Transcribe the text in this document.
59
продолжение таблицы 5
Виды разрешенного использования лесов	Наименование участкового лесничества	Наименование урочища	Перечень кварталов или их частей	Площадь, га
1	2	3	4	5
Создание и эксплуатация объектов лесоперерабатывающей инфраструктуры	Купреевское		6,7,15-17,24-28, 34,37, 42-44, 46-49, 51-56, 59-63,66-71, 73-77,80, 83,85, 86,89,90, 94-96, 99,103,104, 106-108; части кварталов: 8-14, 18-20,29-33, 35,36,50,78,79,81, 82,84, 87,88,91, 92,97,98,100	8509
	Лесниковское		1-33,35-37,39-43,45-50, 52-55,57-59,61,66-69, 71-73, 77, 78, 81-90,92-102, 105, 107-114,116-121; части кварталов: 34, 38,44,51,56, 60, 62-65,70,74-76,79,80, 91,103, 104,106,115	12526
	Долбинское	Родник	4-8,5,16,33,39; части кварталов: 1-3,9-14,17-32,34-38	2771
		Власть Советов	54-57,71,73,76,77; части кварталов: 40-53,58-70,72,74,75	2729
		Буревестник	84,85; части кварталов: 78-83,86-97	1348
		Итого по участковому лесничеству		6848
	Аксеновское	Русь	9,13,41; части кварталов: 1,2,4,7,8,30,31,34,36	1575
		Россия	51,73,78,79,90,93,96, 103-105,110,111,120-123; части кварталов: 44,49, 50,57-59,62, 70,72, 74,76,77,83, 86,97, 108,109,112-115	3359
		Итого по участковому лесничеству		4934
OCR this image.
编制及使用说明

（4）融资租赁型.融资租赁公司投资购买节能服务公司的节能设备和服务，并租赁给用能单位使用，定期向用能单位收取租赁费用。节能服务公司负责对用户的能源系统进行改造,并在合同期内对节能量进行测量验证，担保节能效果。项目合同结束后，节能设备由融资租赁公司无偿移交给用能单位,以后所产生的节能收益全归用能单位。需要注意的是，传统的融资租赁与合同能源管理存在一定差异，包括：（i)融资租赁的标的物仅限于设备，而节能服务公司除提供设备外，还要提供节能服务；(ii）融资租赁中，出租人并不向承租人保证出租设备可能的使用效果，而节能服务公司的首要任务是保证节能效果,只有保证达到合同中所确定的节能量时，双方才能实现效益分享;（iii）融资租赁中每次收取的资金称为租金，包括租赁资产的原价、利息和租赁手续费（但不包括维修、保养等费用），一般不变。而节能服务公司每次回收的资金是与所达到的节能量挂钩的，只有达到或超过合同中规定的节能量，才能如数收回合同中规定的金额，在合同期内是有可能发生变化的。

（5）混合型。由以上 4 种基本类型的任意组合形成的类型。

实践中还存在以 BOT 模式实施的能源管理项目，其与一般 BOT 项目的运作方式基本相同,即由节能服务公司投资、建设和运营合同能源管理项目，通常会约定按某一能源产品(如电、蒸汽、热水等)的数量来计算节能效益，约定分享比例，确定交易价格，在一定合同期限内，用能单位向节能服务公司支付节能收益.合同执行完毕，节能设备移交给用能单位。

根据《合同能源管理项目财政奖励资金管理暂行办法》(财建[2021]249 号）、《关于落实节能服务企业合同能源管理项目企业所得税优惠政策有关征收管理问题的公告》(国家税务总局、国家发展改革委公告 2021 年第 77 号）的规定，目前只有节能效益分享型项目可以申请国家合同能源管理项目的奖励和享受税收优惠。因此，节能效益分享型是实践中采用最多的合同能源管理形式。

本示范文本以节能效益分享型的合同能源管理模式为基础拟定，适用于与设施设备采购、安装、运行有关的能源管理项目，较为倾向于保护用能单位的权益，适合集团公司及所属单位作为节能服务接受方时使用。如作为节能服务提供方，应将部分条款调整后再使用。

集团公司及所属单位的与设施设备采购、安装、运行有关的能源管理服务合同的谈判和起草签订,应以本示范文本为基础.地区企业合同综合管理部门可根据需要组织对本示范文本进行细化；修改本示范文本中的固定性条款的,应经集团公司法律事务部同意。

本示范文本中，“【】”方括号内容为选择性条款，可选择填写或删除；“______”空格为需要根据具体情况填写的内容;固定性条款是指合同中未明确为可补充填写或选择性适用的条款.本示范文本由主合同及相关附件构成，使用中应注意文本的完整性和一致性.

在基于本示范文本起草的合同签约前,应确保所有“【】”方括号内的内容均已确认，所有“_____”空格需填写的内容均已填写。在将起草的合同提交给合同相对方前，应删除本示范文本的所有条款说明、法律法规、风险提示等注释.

######

▶ [DIRECTIONS] Go through the material above line by line and copy it exactly.

▶ [RESPONSE TO THE EXERCISE]
Transcribe the text in this document.
59
продолжение таблицы 5
Виды разрешенного использования лесов	Наименование участкового лесничества	Наименование урочища	Перечень кварталов или их частей	Площадь, га
1	2	3	4	5
Создание и эксплуатация объектов лесоперерабатывающей инфраструктуры	Купреевское		6,7,15-17,24-28, 34,37, 42-44, 46-49, 51-56, 59-63,66-71, 73-77,80, 83,85, 86,89,90, 94-96, 99,103,104, 106-108; части кварталов: 8-14, 18-20,29-33, 35,36,50,78,79,81, 82,84, 87,88,91, 92,97,98,100	8509
	Лесниковское		1-33,35-37,39-43,45-50, 52-55,57-59,61,66-69, 71-73, 77, 78, 81-90,92-102, 105, 107-114,116-121; части кварталов: 34, 38,44,51,56, 60, 62-65,70,74-76,79,80, 91,103, 104,106,115	12526
	Долбинское	Родник	4-8,5,16,33,39; части кварталов: 1-3,9-14,17-32,34-38	2771
		Власть Советов	54-57,71,73,76,77; части кварталов: 40-53,58-70,72,74,75	2729
		Буревестник	84,85; части кварталов: 78-83,86-97	1348
		Итого по участковому лесничеству		6848
	Аксеновское	Русь	9,13,41; части кварталов: 1,2,4,7,8,30,31,34,36	1575
		Россия	51,73,78,79,90,93,96, 103-105,110,111,120-123; части кварталов: 44,49, 50,57-59,62, 70,72, 74,76,77,83, 86,97, 108,109,112-115	3359
		Итого по участковому лесничеству		4934
OCR this image.
编制及使用说明

（4）融资租赁型.融资租赁公司投资购买节能服务公司的节能设备和服务，并租赁给用能单位使用，定期向用能单位收取租赁费用。节能服务公司负责对用户的能源系统进行改造,并在合同期内对节能量进行测量验证，担保节能效果。项目合同结束后，节能设备由融资租赁公司无偿移交给用能单位,以后所产生的节能收益全归用能单位。需要注意的是，传统的融资租赁与合同能源管理存在一定差异，包括：（i)融资租赁的标的物仅限于设备，而节能服务公司除提供设备外，还要提供节能服务；(ii）融资租赁中，出租人并不向承租人保证出租设备可能的使用效果，而节能服务公司的首要任务是保证节能效果,只有保证达到合同中所确定的节能量时，双方才能实现效益分享;（iii）融资租赁中每次收取的资金称为租金，包括租赁资产的原价、利息和租赁手续费（但不包括维修、保养等费用），一般不变。而节能服务公司每次回收的资金是与所达到的节能量挂钩的，只有达到或超过合同中规定的节能量，才能如数收回合同中规定的金额，在合同期内是有可能发生变化的。

（5）混合型。由以上 4 种基本类型的任意组合形成的类型。

实践中还存在以 BOT 模式实施的能源管理项目，其与一般 BOT 项目的运作方式基本相同,即由节能服务公司投资、建设和运营合同能源管理项目，通常会约定按某一能源产品(如电、蒸汽、热水等)的数量来计算节能效益，约定分享比例，确定交易价格，在一定合同期限内，用能单位向节能服务公司支付节能收益.合同执行完毕，节能设备移交给用能单位。

根据《合同能源管理项目财政奖励资金管理暂行办法》(财建[2021]249 号）、《关于落实节能服务企业合同能源管理项目企业所得税优惠政策有关征收管理问题的公告》(国家税务总局、国家发展改革委公告 2021 年第 77 号）的规定，目前只有节能效益分享型项目可以申请国家合同能源管理项目的奖励和享受税收优惠。因此，节能效益分享型是实践中采用最多的合同能源管理形式。

本示范文本以节能效益分享型的合同能源管理模式为基础拟定，适用于与设施设备采购、安装、运行有关的能源管理项目，较为倾向于保护用能单位的权益，适合集团公司及所属单位作为节能服务接受方时使用。如作为节能服务提供方，应将部分条款调整后再使用。

集团公司及所属单位的与设施设备采购、安装、运行有关的能源管理服务合同的谈判和起草签订,应以本示范文本为基础.地区企业合同综合管理部门可根据需要组织对本示范文本进行细化；修改本示范文本中的固定性条款的,应经集团公司法律事务部同意。

本示范文本中，“【】”方括号内容为选择性条款，可选择填写或删除；“______”空格为需要根据具体情况填写的内容;固定性条款是指合同中未明确为可补充填写或选择性适用的条款.本示范文本由主合同及相关附件构成，使用中应注意文本的完整性和一致性.

在基于本示范文本起草的合同签约前,应确保所有“【】”方括号内的内容均已确认，所有“_____”空格需填写的内容均已填写。在将起草的合同提交给合同相对方前，应删除本示范文本的所有条款说明、法律法规、风险提示等注释.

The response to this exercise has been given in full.